Records for processing:
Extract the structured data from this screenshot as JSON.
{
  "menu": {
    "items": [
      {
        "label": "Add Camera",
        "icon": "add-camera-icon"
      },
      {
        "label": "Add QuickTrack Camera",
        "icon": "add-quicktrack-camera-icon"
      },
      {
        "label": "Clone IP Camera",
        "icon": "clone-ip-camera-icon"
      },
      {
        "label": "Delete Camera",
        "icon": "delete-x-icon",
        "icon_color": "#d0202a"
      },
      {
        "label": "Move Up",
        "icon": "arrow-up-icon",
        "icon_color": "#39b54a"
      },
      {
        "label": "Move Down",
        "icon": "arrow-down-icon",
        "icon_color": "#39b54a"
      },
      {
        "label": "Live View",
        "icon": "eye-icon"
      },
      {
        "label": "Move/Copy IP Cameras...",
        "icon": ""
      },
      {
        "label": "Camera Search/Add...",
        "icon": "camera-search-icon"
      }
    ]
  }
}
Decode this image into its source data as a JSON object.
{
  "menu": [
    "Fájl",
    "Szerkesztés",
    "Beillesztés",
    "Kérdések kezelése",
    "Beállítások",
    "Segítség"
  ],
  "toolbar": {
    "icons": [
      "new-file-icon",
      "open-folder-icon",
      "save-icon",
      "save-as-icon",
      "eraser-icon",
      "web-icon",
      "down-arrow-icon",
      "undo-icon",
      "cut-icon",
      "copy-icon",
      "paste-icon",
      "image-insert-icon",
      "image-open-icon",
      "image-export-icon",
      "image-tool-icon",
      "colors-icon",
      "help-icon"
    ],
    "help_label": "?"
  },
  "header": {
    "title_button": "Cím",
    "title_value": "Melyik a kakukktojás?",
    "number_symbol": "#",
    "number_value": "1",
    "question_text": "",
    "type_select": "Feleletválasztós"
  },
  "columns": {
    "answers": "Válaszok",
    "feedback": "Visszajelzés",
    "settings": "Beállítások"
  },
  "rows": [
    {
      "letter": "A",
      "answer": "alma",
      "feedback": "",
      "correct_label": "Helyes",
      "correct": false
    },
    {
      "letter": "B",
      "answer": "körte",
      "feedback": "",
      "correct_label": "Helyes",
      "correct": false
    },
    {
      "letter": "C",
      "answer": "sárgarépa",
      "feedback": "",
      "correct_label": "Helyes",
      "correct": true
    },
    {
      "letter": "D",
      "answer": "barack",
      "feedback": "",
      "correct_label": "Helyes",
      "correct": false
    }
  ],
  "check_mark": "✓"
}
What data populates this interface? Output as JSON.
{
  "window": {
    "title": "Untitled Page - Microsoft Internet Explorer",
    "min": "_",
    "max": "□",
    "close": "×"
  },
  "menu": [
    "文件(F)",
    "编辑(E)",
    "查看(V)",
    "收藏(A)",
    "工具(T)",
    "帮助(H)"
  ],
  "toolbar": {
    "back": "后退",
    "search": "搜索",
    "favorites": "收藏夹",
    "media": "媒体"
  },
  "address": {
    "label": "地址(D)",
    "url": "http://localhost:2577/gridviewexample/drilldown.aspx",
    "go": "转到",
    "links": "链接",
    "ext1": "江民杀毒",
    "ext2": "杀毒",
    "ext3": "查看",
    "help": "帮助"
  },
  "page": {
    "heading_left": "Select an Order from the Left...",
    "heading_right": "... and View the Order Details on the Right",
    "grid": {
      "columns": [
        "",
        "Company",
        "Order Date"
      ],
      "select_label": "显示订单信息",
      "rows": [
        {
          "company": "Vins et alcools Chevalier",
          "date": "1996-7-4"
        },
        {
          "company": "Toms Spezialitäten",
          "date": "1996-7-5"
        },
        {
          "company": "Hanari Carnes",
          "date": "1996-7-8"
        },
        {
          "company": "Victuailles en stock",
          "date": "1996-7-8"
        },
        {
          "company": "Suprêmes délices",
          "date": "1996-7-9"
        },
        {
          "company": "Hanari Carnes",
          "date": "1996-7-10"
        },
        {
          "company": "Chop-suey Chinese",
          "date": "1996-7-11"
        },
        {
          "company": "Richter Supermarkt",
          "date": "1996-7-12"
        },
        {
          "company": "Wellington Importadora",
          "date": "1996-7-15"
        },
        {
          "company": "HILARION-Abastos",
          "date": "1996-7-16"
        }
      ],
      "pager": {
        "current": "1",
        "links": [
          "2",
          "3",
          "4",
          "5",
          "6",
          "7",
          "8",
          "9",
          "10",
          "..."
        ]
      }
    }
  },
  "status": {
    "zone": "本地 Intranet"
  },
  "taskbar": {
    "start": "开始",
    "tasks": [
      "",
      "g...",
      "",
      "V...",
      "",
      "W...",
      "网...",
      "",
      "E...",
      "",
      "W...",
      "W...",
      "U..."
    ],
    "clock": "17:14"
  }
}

Task to carry out: Provide all the records again, word for word.

Task result:
Extract the structured data from this screenshot as JSON.
{
  "menu": {
    "items": [
      {
        "label": "Add Camera",
        "icon": "add-camera-icon"
      },
      {
        "label": "Add QuickTrack Camera",
        "icon": "add-quicktrack-camera-icon"
      },
      {
        "label": "Clone IP Camera",
        "icon": "clone-ip-camera-icon"
      },
      {
        "label": "Delete Camera",
        "icon": "delete-x-icon",
        "icon_color": "#d0202a"
      },
      {
        "label": "Move Up",
        "icon": "arrow-up-icon",
        "icon_color": "#39b54a"
      },
      {
        "label": "Move Down",
        "icon": "arrow-down-icon",
        "icon_color": "#39b54a"
      },
      {
        "label": "Live View",
        "icon": "eye-icon"
      },
      {
        "label": "Move/Copy IP Cameras...",
        "icon": ""
      },
      {
        "label": "Camera Search/Add...",
        "icon": "camera-search-icon"
      }
    ]
  }
}
Decode this image into its source data as a JSON object.
{
  "menu": [
    "Fájl",
    "Szerkesztés",
    "Beillesztés",
    "Kérdések kezelése",
    "Beállítások",
    "Segítség"
  ],
  "toolbar": {
    "icons": [
      "new-file-icon",
      "open-folder-icon",
      "save-icon",
      "save-as-icon",
      "eraser-icon",
      "web-icon",
      "down-arrow-icon",
      "undo-icon",
      "cut-icon",
      "copy-icon",
      "paste-icon",
      "image-insert-icon",
      "image-open-icon",
      "image-export-icon",
      "image-tool-icon",
      "colors-icon",
      "help-icon"
    ],
    "help_label": "?"
  },
  "header": {
    "title_button": "Cím",
    "title_value": "Melyik a kakukktojás?",
    "number_symbol": "#",
    "number_value": "1",
    "question_text": "",
    "type_select": "Feleletválasztós"
  },
  "columns": {
    "answers": "Válaszok",
    "feedback": "Visszajelzés",
    "settings": "Beállítások"
  },
  "rows": [
    {
      "letter": "A",
      "answer": "alma",
      "feedback": "",
      "correct_label": "Helyes",
      "correct": false
    },
    {
      "letter": "B",
      "answer": "körte",
      "feedback": "",
      "correct_label": "Helyes",
      "correct": false
    },
    {
      "letter": "C",
      "answer": "sárgarépa",
      "feedback": "",
      "correct_label": "Helyes",
      "correct": true
    },
    {
      "letter": "D",
      "answer": "barack",
      "feedback": "",
      "correct_label": "Helyes",
      "correct": false
    }
  ],
  "check_mark": "✓"
}
What data populates this interface? Output as JSON.
{
  "window": {
    "title": "Untitled Page - Microsoft Internet Explorer",
    "min": "_",
    "max": "□",
    "close": "×"
  },
  "menu": [
    "文件(F)",
    "编辑(E)",
    "查看(V)",
    "收藏(A)",
    "工具(T)",
    "帮助(H)"
  ],
  "toolbar": {
    "back": "后退",
    "search": "搜索",
    "favorites": "收藏夹",
    "media": "媒体"
  },
  "address": {
    "label": "地址(D)",
    "url": "http://localhost:2577/gridviewexample/drilldown.aspx",
    "go": "转到",
    "links": "链接",
    "ext1": "江民杀毒",
    "ext2": "杀毒",
    "ext3": "查看",
    "help": "帮助"
  },
  "page": {
    "heading_left": "Select an Order from the Left...",
    "heading_right": "... and View the Order Details on the Right",
    "grid": {
      "columns": [
        "",
        "Company",
        "Order Date"
      ],
      "select_label": "显示订单信息",
      "rows": [
        {
          "company": "Vins et alcools Chevalier",
          "date": "1996-7-4"
        },
        {
          "company": "Toms Spezialitäten",
          "date": "1996-7-5"
        },
        {
          "company": "Hanari Carnes",
          "date": "1996-7-8"
        },
        {
          "company": "Victuailles en stock",
          "date": "1996-7-8"
        },
        {
          "company": "Suprêmes délices",
          "date": "1996-7-9"
        },
        {
          "company": "Hanari Carnes",
          "date": "1996-7-10"
        },
        {
          "company": "Chop-suey Chinese",
          "date": "1996-7-11"
        },
        {
          "company": "Richter Supermarkt",
          "date": "1996-7-12"
        },
        {
          "company": "Wellington Importadora",
          "date": "1996-7-15"
        },
        {
          "company": "HILARION-Abastos",
          "date": "1996-7-16"
        }
      ],
      "pager": {
        "current": "1",
        "links": [
          "2",
          "3",
          "4",
          "5",
          "6",
          "7",
          "8",
          "9",
          "10",
          "..."
        ]
      }
    }
  },
  "status": {
    "zone": "本地 Intranet"
  },
  "taskbar": {
    "start": "开始",
    "tasks": [
      "",
      "g...",
      "",
      "V...",
      "",
      "W...",
      "网...",
      "",
      "E...",
      "",
      "W...",
      "W...",
      "U..."
    ],
    "clock": "17:14"
  }
}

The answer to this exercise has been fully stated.